> _THE EXERCISE_
Filter the data for lines with the word "新课标Ⅲ", then copy every line so identified.

> _SUPPLIED DATA_

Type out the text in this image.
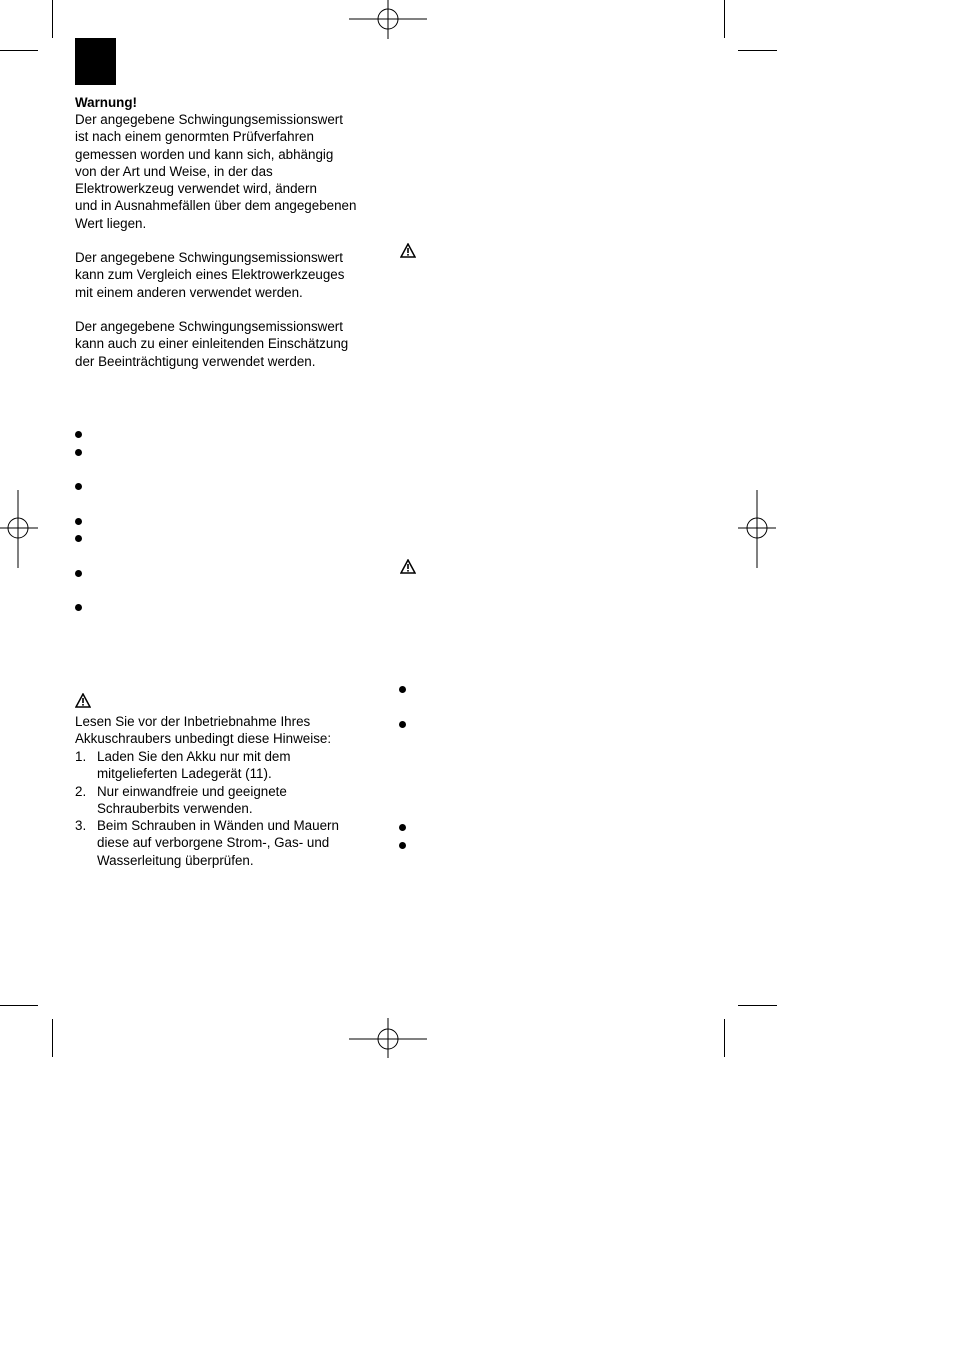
Warnung!
Der angegebene Schwingungsemissionswert
ist nach einem genormten Prüfverfahren
gemessen worden und kann sich, abhängig
von der Art und Weise, in der das
Elektrowerkzeug verwendet wird, ändern
und in Ausnahmefällen über dem angegebenen
Wert liegen.
Der angegebene Schwingungsemissionswert
kann zum Vergleich eines Elektrowerkzeuges
mit einem anderen verwendet werden.
Der angegebene Schwingungsemissionswert
kann auch zu einer einleitenden Einschätzung
der Beeinträchtigung verwendet werden.
Lesen Sie vor der Inbetriebnahme Ihres
Akkuschraubers unbedingt diese Hinweise:
1. Laden Sie den Akku nur mit dem
mitgelieferten Ladegerät (11).
2. Nur einwandfreie und geeignete
Schrauberbits verwenden.
3. Beim Schrauben in Wänden und Mauern
diese auf verborgene Strom-, Gas- und
Wasserleitung überprüfen.
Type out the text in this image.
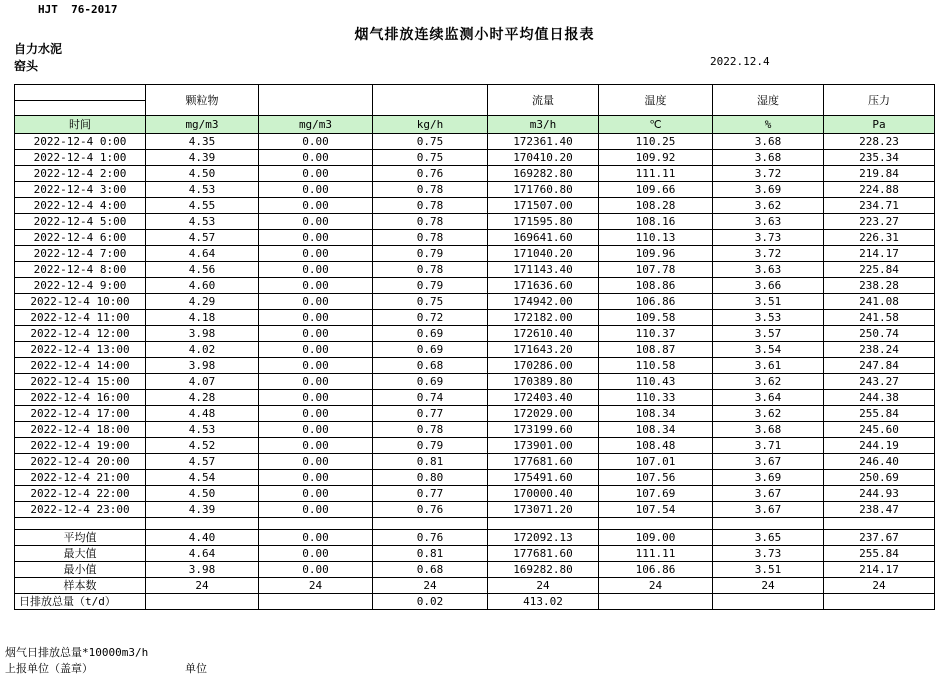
HJT  76-2017
烟气排放连续监测小时平均值日报表
自力水泥
窑头	2022.12.4
	颗粒物			流量	温度	湿度	压力

时间	mg/m3	mg/m3	kg/h	m3/h	℃	%	Pa
2022-12-4 0:00	4.35	0.00	0.75	172361.40	110.25	3.68	228.23
2022-12-4 1:00	4.39	0.00	0.75	170410.20	109.92	3.68	235.34
2022-12-4 2:00	4.50	0.00	0.76	169282.80	111.11	3.72	219.84
2022-12-4 3:00	4.53	0.00	0.78	171760.80	109.66	3.69	224.88
2022-12-4 4:00	4.55	0.00	0.78	171507.00	108.28	3.62	234.71
2022-12-4 5:00	4.53	0.00	0.78	171595.80	108.16	3.63	223.27
2022-12-4 6:00	4.57	0.00	0.78	169641.60	110.13	3.73	226.31
2022-12-4 7:00	4.64	0.00	0.79	171040.20	109.96	3.72	214.17
2022-12-4 8:00	4.56	0.00	0.78	171143.40	107.78	3.63	225.84
2022-12-4 9:00	4.60	0.00	0.79	171636.60	108.86	3.66	238.28
2022-12-4 10:00	4.29	0.00	0.75	174942.00	106.86	3.51	241.08
2022-12-4 11:00	4.18	0.00	0.72	172182.00	109.58	3.53	241.58
2022-12-4 12:00	3.98	0.00	0.69	172610.40	110.37	3.57	250.74
2022-12-4 13:00	4.02	0.00	0.69	171643.20	108.87	3.54	238.24
2022-12-4 14:00	3.98	0.00	0.68	170286.00	110.58	3.61	247.84
2022-12-4 15:00	4.07	0.00	0.69	170389.80	110.43	3.62	243.27
2022-12-4 16:00	4.28	0.00	0.74	172403.40	110.33	3.64	244.38
2022-12-4 17:00	4.48	0.00	0.77	172029.00	108.34	3.62	255.84
2022-12-4 18:00	4.53	0.00	0.78	173199.60	108.34	3.68	245.60
2022-12-4 19:00	4.52	0.00	0.79	173901.00	108.48	3.71	244.19
2022-12-4 20:00	4.57	0.00	0.81	177681.60	107.01	3.67	246.40
2022-12-4 21:00	4.54	0.00	0.80	175491.60	107.56	3.69	250.69
2022-12-4 22:00	4.50	0.00	0.77	170000.40	107.69	3.67	244.93
2022-12-4 23:00	4.39	0.00	0.76	173071.20	107.54	3.67	238.47

平均值	4.40	0.00	0.76	172092.13	109.00	3.65	237.67
最大值	4.64	0.00	0.81	177681.60	111.11	3.73	255.84
最小值	3.98	0.00	0.68	169282.80	106.86	3.51	214.17
样本数	24	24	24	24	24	24	24
日排放总量（t/d）			0.02	413.02			
烟气日排放总量*10000m3/h
上报单位（盖章）	单位
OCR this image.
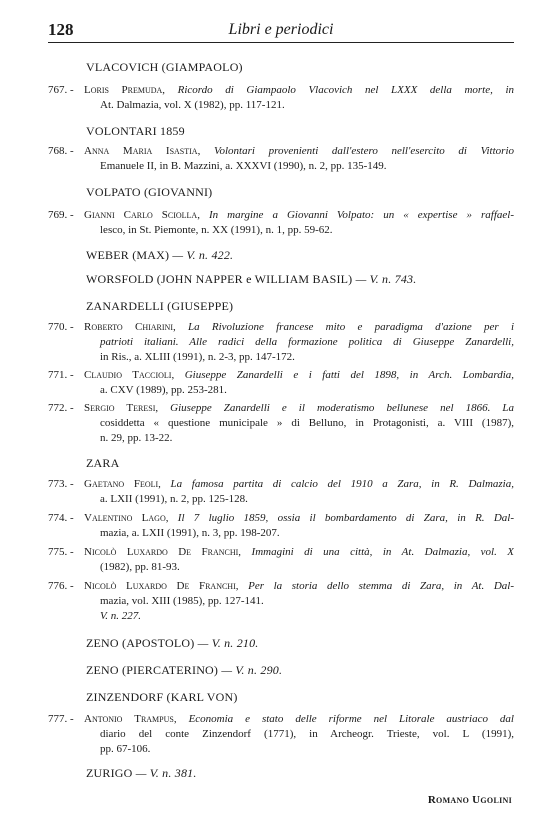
128	Libri e periodici
VLACOVICH (GIAMPAOLO)
767. - Loris Premuda, Ricordo di Giampaolo Vlacovich nel LXXX della morte, in
At. Dalmazia, vol. X (1982), pp. 117-121.
VOLONTARI 1859
768. - Anna Maria Isastia, Volontari provenienti dall'estero nell'esercito di Vittorio
Emanuele II, in B. Mazzini, a. XXXVI (1990), n. 2, pp. 135-149.
VOLPATO (GIOVANNI)
769. - Gianni Carlo Sciolla, In margine a Giovanni Volpato: un « expertise » raffael-
lesco, in St. Piemonte, n. XX (1991), n. 1, pp. 59-62.
WEBER (MAX) — V. n. 422.
WORSFOLD (JOHN NAPPER e WILLIAM BASIL) — V. n. 743.
ZANARDELLI (GIUSEPPE)
770. - Roberto Chiarini, La Rivoluzione francese mito e paradigma d'azione per i
patrioti italiani. Alle radici della formazione politica di Giuseppe Zanardelli,
in Ris., a. XLIII (1991), n. 2-3, pp. 147-172.
771. - Claudio Taccioli, Giuseppe Zanardelli e i fatti del 1898, in Arch. Lombardia,
a. CXV (1989), pp. 253-281.
772. - Sergio Teresi, Giuseppe Zanardelli e il moderatismo bellunese nel 1866. La
cosiddetta « questione municipale » di Belluno, in Protagonisti, a. VIII (1987),
n. 29, pp. 13-22.
ZARA
773. - Gaetano Feoli, La famosa partita di calcio del 1910 a Zara, in R. Dalmazia,
a. LXII (1991), n. 2, pp. 125-128.
774. - Valentino Lago, Il 7 luglio 1859, ossia il bombardamento di Zara, in R. Dal-
mazia, a. LXII (1991), n. 3, pp. 198-207.
775. - Nicolò Luxardo De Franchi, Immagini di una città, in At. Dalmazia, vol. X
(1982), pp. 81-93.
776. - Nicolò Luxardo De Franchi, Per la storia dello stemma di Zara, in At. Dal-
mazia, vol. XIII (1985), pp. 127-141.
V. n. 227.
ZENO (APOSTOLO) — V. n. 210.
ZENO (PIERCATERINO) — V. n. 290.
ZINZENDORF (KARL VON)
777. - Antonio Trampus, Economia e stato delle riforme nel Litorale austriaco dal
diario del conte Zinzendorf (1771), in Archeogr. Trieste, vol. L (1991),
pp. 67-106.
ZURIGO — V. n. 381.
Romano Ugolini
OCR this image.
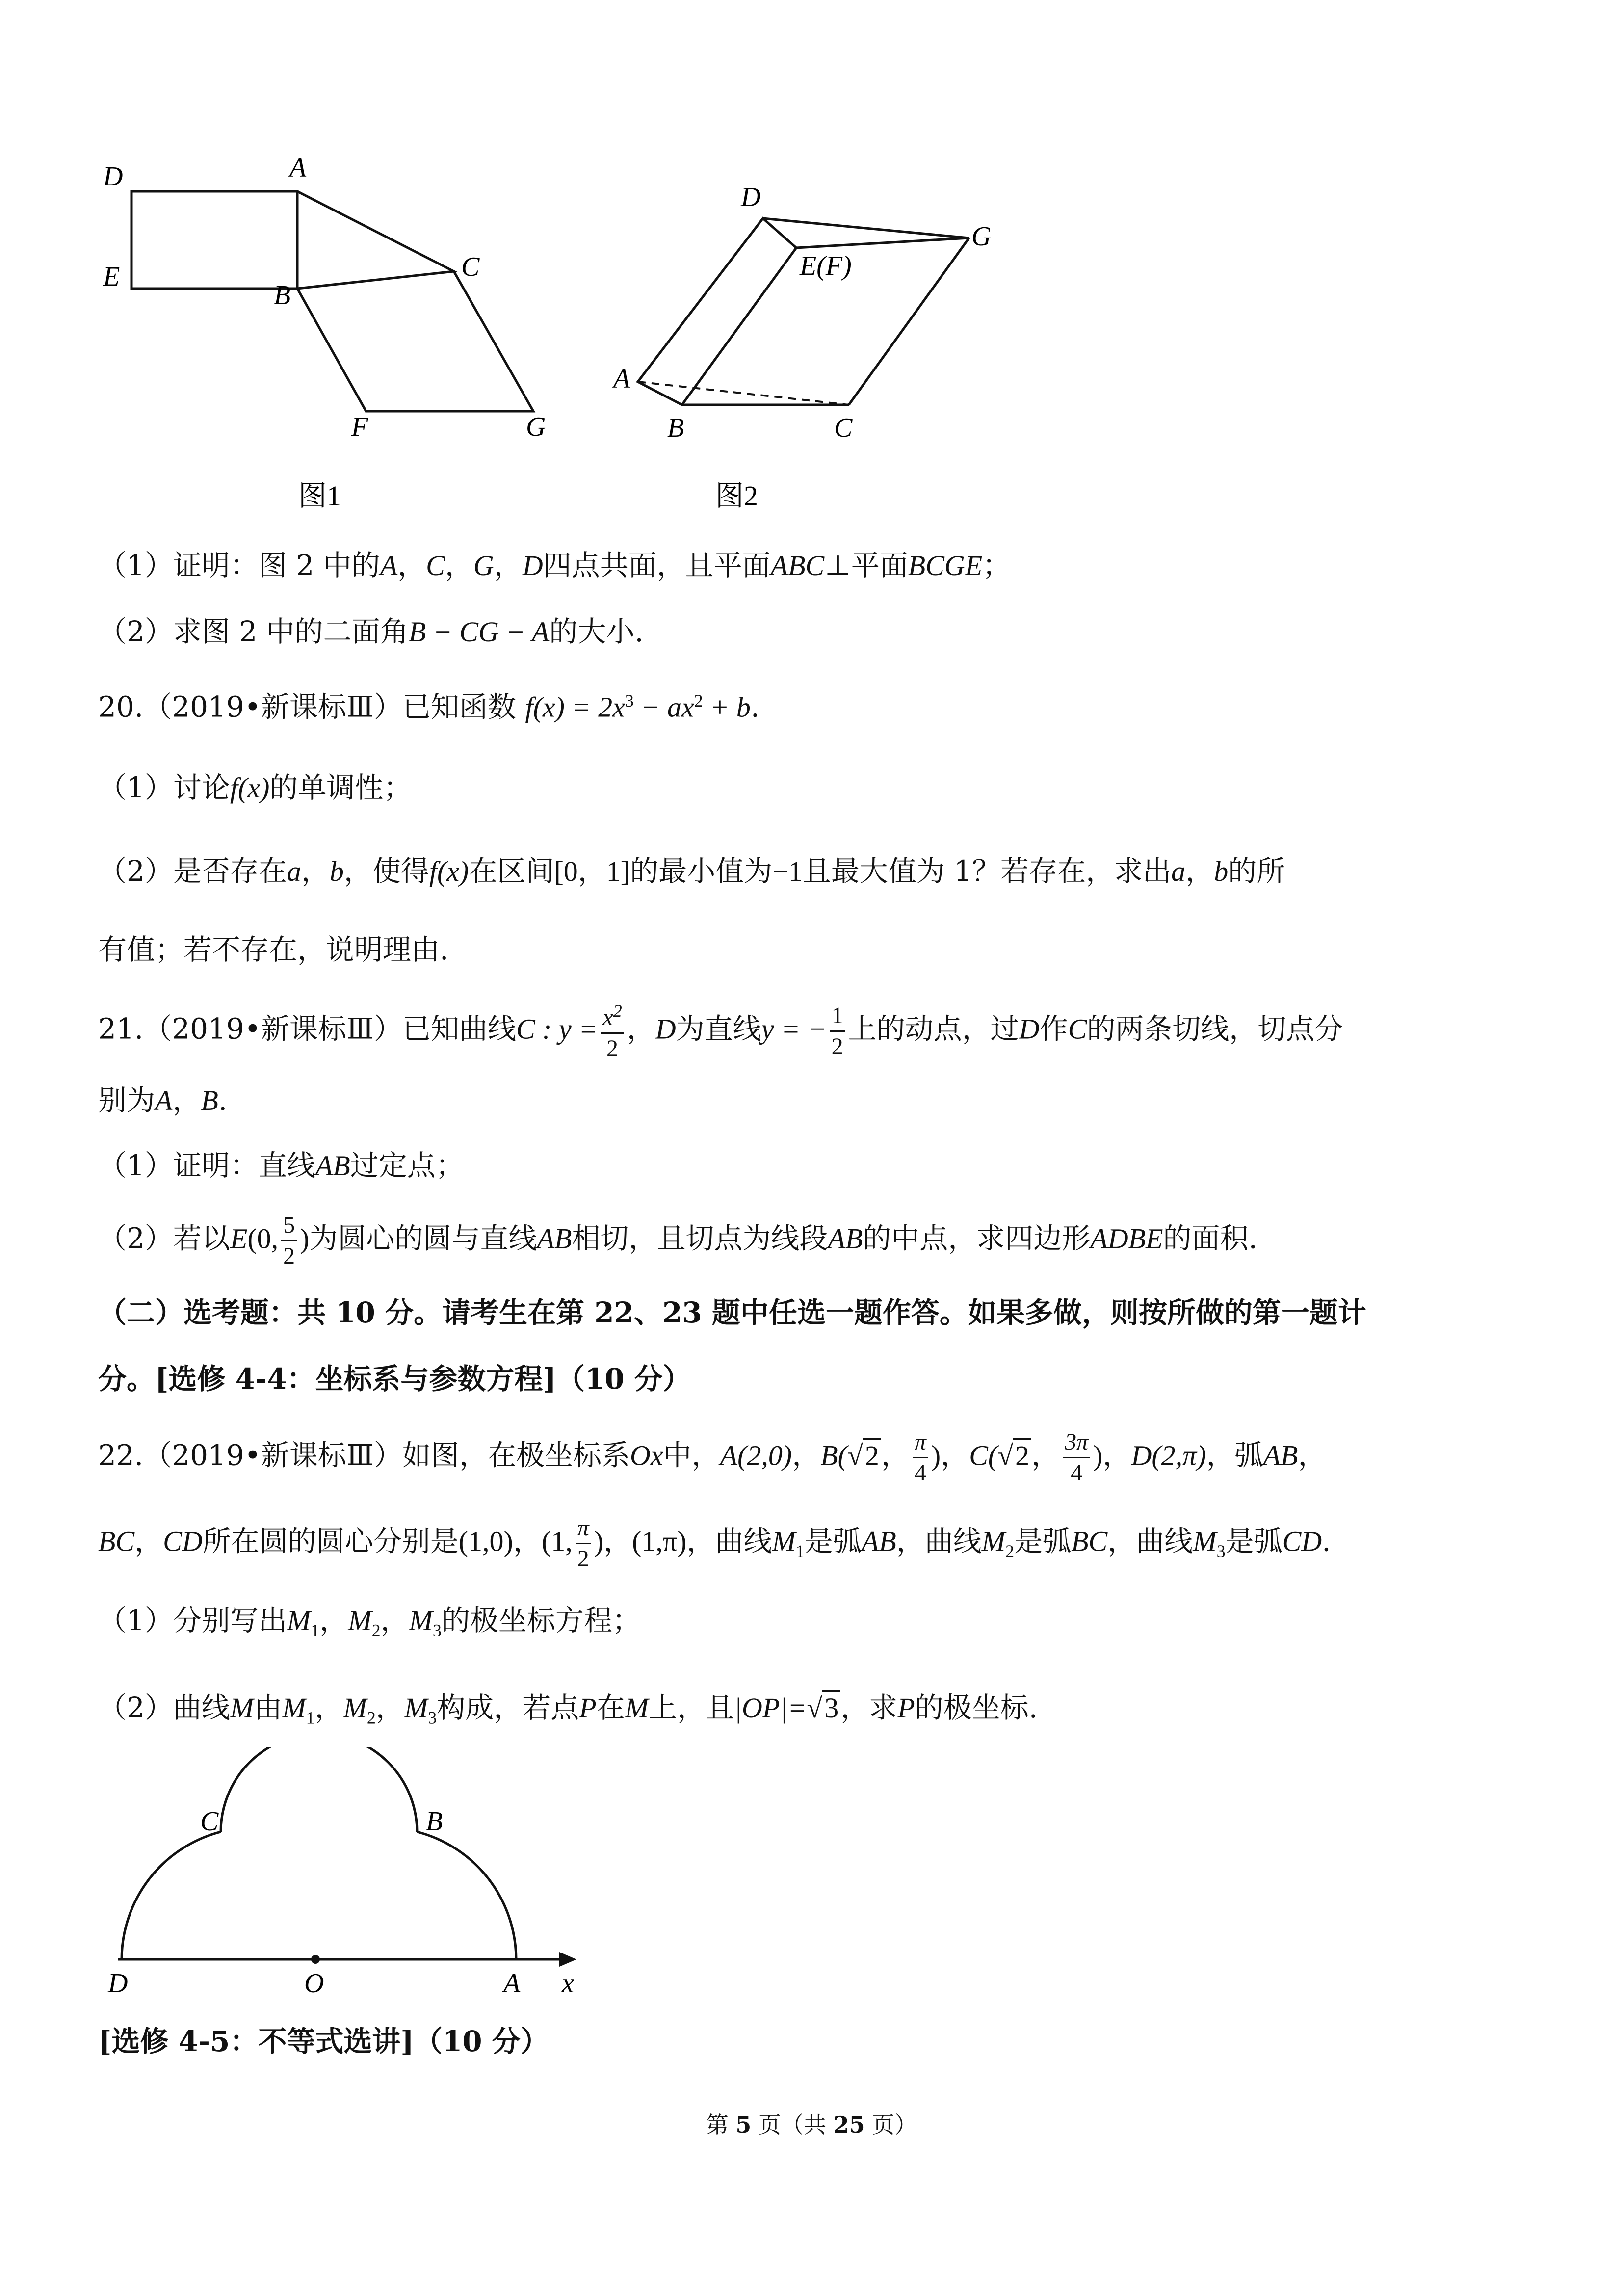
D	A
E
B
C
F	G
图1
D
E(F)
G
A
B	C
图2
（1）证明：图 2 中的A，C，G，D四点共面，且平面ABC⊥平面BCGE；
（2）求图 2 中的二面角B − CG − A的大小.
20.（2019•新课标Ⅲ）已知函数 $f(x) = 2x^3 - ax^2 + b$.
（1）讨论f(x)的单调性；
（2）是否存在a，b，使得f(x)在区间[0，1]的最小值为−1且最大值为 1？若存在，求出a，b的所
有值；若不存在，说明理由.
21.（2019•新课标Ⅲ）已知曲线C : $y = \frac{x^2}{2}$ ，D为直线y = − $\frac{1}{2}$ 上的动点，过D作C的两条切线，切点分
别为A，B.
（1）证明：直线AB过定点；
（2）若以E(0, $\frac{5}{2}$ )为圆心的圆与直线AB相切，且切点为线段AB的中点，求四边形ADBE的面积.
（二）选考题：共 10 分。请考生在第 22、23 题中任选一题作答。如果多做，则按所做的第一题计
分。[选修 4-4：坐标系与参数方程]（10 分）
22.（2019•新课标Ⅲ）如图，在极坐标系Ox中，A(2,0)，B(√2， $\frac{\pi}{4}$ )，C(√2， $\frac{3\pi}{4}$ )，D(2,π)，弧AB，
BC，CD所在圆的圆心分别是(1,0)，(1, $\frac{\pi}{2}$ )，(1,π)，曲线$M_1$是弧AB，曲线$M_2$是弧BC，曲线$M_3$是弧CD.
（1）分别写出$M_1$，$M_2$，$M_3$的极坐标方程；
（2）曲线M由$M_1$，$M_2$，$M_3$构成，若点P在M上，且|OP|=√3，求P的极坐标.
C	B
D	O	A x
[选修 4-5：不等式选讲]（10 分）
第 5 页（共 25 页）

> _TASK SOLUTION_
20.（2019•新课标Ⅲ）已知函数 $f(x) = 2x^3 - ax^2 + b$.
21.（2019•新课标Ⅲ）已知曲线C : $y = \frac{x^2}{2}$ ，D为直线y = − $\frac{1}{2}$ 上的动点，过D作C的两条切线，切点分
22.（2019•新课标Ⅲ）如图，在极坐标系Ox中，A(2,0)，B(√2， $\frac{\pi}{4}$ )，C(√2， $\frac{3\pi}{4}$ )，D(2,π)，弧AB，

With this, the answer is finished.